→ Goal
Set down each line of the data below exactly as it stands, dropping the pictures.

+--

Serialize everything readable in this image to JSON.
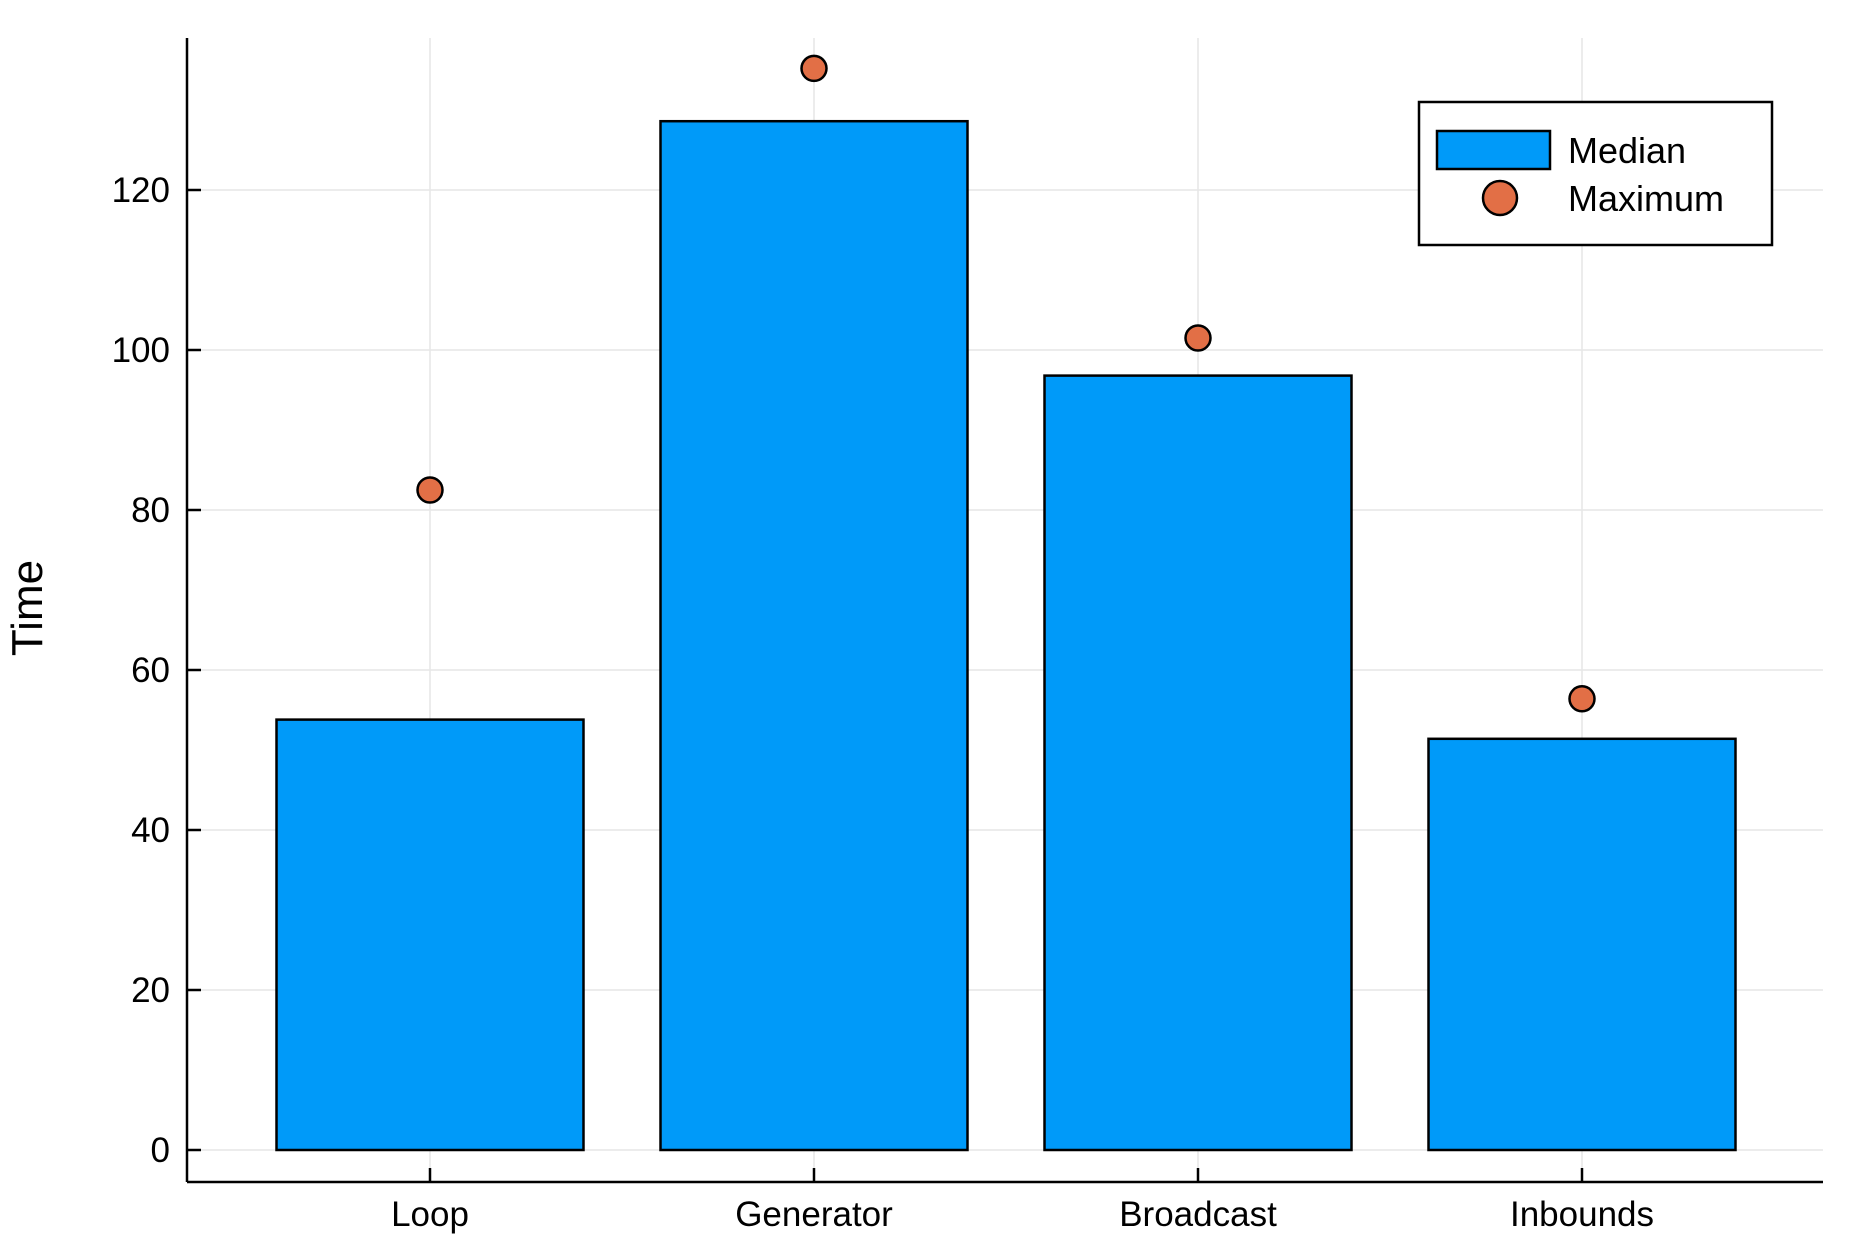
{
  "chart_data": {
    "type": "bar",
    "title": "",
    "xlabel": "",
    "ylabel": "Time",
    "categories": [
      "Loop",
      "Generator",
      "Broadcast",
      "Inbounds"
    ],
    "series": [
      {
        "name": "Median",
        "kind": "bar",
        "values": [
          53.8,
          128.6,
          96.8,
          51.4
        ],
        "color": "#009af9"
      },
      {
        "name": "Maximum",
        "kind": "scatter",
        "values": [
          82.5,
          135.2,
          101.5,
          56.4
        ],
        "color": "#e26f46"
      }
    ],
    "yticks": [
      0,
      20,
      40,
      60,
      80,
      100,
      120
    ],
    "ylim": [
      -4,
      139
    ],
    "grid": true,
    "legend_position": "top-right"
  }
}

+--

→ Exercise answer
Serialize everything readable in this image to JSON.
{
  "chart_data": {
    "type": "bar",
    "title": "",
    "xlabel": "",
    "ylabel": "Time",
    "categories": [
      "Loop",
      "Generator",
      "Broadcast",
      "Inbounds"
    ],
    "series": [
      {
        "name": "Median",
        "kind": "bar",
        "values": [
          53.8,
          128.6,
          96.8,
          51.4
        ],
        "color": "#009af9"
      },
      {
        "name": "Maximum",
        "kind": "scatter",
        "values": [
          82.5,
          135.2,
          101.5,
          56.4
        ],
        "color": "#e26f46"
      }
    ],
    "yticks": [
      0,
      20,
      40,
      60,
      80,
      100,
      120
    ],
    "ylim": [
      -4,
      139
    ],
    "grid": true,
    "legend_position": "top-right"
  }
}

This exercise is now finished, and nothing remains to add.